日産が神奈川県横須賀市の追浜にあるテストコース「グランドライブ」で実施した「はたらくクルマ」の体験会に参加してきました。
「はたらくクルマ」というと、日常的に目にしているはずですし、時にはお世話にもなっているはずなのですが、あえて意識することはあまりないのかもしれません。
それだけに「こんな機能があったのか!」「こんなところを工夫しているのか!」という新しい発見もありました。
担当者の方が「プロが使うクルマはプロに聞く」「プロは何が必要かはっきりとわかっていてそれに応えるのが面白い」とおっしゃっていたのが非常に興味深かったです。
自分が運転するクルマというのは、当然ですが汎用品じゃないですか。ともすれば何万人、何十万という数の人たちが操る乗り物です。だから基本は万人向けに設定されているわけです。あまり意識したことなかったですけど。
救急車のように最初から専用で作られるクルマもあれば、汎用品をカスタマイズしてプロ仕様にするクルマもある‥‥車メーカーというと、広く販売するイメージですが、とことんニッチなところにこだわる部署があるということも、改めて知ることができました。

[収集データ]
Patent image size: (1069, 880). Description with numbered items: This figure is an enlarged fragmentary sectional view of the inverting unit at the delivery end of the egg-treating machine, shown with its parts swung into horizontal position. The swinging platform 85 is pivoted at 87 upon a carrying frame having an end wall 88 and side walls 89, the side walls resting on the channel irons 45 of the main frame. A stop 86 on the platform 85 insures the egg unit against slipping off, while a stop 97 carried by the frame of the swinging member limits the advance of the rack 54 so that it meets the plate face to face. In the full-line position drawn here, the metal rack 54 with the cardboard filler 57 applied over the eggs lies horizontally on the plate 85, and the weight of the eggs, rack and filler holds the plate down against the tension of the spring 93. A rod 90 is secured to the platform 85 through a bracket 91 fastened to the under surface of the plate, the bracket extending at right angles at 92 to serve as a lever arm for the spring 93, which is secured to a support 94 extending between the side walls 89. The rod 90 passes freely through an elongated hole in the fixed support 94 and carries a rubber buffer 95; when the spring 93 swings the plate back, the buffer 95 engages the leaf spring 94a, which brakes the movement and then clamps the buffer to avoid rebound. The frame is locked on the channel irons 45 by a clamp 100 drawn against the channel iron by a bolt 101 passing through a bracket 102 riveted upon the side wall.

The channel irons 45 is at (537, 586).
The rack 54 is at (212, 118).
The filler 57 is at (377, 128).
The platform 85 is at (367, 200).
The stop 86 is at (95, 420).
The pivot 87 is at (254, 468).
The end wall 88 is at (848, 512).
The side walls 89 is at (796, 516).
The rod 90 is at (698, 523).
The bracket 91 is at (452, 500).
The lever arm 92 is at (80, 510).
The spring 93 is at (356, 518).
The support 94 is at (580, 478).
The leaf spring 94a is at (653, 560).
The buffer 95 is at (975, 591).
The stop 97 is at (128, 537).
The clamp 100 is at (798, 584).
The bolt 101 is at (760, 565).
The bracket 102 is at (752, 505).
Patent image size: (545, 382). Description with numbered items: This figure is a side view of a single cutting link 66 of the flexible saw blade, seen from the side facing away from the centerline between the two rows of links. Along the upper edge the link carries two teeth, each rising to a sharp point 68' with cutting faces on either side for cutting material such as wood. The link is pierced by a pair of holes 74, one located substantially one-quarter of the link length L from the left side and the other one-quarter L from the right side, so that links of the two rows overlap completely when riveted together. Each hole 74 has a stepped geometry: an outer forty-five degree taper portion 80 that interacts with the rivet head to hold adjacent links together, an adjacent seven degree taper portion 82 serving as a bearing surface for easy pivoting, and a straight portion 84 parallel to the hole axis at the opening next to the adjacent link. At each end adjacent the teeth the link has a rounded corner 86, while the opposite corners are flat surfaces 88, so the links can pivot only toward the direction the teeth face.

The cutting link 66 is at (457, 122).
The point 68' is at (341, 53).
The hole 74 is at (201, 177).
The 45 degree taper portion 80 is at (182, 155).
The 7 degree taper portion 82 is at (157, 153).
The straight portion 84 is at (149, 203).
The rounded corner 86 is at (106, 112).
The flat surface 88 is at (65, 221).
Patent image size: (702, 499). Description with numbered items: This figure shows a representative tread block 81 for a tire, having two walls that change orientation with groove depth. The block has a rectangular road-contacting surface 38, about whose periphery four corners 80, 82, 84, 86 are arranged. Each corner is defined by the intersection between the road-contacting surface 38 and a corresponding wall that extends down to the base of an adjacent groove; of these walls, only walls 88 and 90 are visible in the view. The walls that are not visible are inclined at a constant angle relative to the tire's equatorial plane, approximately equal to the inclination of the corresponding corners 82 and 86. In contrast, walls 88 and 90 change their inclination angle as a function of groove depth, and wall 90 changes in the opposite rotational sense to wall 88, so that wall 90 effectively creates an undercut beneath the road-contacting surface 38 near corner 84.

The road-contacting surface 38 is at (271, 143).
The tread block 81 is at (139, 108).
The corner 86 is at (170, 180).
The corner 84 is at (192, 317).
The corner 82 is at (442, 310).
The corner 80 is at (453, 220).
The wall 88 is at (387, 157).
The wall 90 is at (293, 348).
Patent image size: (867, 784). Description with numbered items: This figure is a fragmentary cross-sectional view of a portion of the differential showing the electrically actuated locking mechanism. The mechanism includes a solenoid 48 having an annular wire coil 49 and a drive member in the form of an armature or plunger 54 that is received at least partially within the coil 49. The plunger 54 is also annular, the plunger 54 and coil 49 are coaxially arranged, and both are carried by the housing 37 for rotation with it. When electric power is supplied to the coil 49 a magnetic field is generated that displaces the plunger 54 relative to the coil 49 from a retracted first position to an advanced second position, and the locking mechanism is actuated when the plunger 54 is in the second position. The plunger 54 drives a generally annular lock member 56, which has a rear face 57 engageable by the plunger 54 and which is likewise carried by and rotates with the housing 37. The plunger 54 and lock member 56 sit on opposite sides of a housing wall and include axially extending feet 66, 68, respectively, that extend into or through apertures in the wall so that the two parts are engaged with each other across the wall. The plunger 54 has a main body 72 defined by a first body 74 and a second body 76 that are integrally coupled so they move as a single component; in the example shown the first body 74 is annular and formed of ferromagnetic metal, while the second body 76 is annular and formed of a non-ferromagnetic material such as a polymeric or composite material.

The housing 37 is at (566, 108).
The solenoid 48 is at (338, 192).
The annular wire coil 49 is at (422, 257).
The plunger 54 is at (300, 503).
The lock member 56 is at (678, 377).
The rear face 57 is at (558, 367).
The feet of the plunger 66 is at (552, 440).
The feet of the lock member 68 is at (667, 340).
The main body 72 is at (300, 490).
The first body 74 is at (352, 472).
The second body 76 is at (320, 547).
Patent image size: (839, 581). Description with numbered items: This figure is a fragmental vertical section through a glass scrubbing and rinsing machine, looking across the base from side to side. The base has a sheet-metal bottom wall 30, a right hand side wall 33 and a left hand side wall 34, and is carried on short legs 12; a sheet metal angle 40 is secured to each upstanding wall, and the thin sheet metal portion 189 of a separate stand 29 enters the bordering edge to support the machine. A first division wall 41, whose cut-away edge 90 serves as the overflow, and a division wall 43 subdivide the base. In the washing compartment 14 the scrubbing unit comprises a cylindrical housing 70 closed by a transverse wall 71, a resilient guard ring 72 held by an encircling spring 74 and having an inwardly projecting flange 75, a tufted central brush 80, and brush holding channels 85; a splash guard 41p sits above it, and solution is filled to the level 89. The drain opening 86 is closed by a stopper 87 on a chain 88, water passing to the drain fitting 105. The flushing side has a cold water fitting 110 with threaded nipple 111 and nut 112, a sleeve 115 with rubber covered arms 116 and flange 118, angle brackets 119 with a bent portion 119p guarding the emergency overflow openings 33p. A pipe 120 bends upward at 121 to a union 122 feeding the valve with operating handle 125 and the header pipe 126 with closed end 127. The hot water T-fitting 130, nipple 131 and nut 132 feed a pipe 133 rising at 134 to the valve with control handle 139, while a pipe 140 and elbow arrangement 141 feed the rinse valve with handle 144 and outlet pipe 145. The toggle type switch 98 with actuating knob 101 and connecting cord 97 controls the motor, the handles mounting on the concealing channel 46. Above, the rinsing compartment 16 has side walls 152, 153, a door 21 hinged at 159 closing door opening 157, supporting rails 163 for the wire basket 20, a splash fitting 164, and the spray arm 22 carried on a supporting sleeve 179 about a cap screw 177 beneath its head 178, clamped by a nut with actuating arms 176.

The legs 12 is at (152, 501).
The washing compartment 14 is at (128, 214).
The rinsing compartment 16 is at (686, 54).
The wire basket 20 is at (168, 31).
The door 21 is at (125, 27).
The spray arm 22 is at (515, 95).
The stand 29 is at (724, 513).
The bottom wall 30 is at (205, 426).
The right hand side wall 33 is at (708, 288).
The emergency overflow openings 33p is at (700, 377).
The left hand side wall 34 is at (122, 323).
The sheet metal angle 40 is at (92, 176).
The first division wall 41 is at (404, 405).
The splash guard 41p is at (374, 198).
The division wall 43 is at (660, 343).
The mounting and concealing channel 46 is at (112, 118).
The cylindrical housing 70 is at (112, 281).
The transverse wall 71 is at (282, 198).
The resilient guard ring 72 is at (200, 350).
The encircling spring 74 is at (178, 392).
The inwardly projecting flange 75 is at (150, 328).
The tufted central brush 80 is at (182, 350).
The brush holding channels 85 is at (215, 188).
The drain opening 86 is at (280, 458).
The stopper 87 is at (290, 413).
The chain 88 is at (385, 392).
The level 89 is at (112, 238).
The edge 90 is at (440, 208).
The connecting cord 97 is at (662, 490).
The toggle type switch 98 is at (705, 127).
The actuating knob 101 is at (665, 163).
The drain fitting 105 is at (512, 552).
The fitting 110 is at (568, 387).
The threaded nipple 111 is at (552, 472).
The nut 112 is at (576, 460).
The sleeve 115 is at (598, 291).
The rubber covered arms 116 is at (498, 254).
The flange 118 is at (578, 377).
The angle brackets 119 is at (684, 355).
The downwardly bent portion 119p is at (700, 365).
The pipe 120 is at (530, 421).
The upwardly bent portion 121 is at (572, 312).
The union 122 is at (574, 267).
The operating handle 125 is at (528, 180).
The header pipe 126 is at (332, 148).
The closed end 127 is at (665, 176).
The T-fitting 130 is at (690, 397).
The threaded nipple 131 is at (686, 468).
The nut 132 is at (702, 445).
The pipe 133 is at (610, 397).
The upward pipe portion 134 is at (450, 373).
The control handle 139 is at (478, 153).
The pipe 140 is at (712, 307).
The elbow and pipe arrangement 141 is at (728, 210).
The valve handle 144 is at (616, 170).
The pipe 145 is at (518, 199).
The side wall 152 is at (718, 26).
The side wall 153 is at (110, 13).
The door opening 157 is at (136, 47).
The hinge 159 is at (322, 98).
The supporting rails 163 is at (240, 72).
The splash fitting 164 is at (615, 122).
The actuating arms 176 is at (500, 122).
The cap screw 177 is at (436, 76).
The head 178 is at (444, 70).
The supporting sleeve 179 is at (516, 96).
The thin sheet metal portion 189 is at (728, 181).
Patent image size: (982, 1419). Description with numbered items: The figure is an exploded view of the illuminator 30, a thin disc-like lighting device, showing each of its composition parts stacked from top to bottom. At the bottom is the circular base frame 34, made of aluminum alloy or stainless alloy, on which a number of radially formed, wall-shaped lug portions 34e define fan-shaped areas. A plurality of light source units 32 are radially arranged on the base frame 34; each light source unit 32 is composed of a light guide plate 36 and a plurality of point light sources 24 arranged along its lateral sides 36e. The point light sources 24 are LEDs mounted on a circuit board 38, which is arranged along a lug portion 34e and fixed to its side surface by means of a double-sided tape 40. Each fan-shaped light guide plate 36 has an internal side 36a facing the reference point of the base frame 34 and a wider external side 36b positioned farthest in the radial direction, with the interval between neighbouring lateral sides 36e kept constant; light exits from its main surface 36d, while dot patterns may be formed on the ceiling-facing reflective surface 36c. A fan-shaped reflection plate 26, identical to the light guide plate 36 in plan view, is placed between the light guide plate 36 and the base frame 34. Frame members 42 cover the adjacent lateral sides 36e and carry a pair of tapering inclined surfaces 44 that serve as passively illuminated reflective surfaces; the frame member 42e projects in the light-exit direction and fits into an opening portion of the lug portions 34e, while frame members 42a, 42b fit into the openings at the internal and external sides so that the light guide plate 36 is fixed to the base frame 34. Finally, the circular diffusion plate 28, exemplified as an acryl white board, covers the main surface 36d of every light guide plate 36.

[次の課題]
1. 本文によると、自分が運転するクルマが基本的に万人向けに設定されているのはなぜか、1〜3文で説明してください。
2. 本文で、「はたらくクルマ」の体験会が実施された場所はどこですか。
3. 本文のうち、「それだけに「こんな機能があっ」から始まり「改めて知ることができました。」で終わる部分をそのまま引用してください。

[解答]
1. 自分が運転するクルマは汎用品であり、何万人、何十万という数の人たちが操る乗り物だからです。

2. 神奈川県横須賀市の追浜にあるテストコース「グランドライブ」です。

3.
それだけに「こんな機能があったのか!」「こんなところを工夫しているのか!」という新しい発見もありました。
担当者の方が「プロが使うクルマはプロに聞く」「プロは何が必要かはっきりとわかっていてそれに応えるのが面白い」とおっしゃっていたのが非常に興味深かったです。
自分が運転するクルマというのは、当然ですが汎用品じゃないですか。ともすれば何万人、何十万という数の人たちが操る乗り物です。だから基本は万人向けに設定されているわけです。あまり意識したことなかったですけど。
救急車のように最初から専用で作られるクルマもあれば、汎用品をカスタマイズしてプロ仕様にするクルマもある‥‥車メーカーというと、広く販売するイメージですが、とことんニッチなところにこだわる部署があるということも、改めて知ることができました。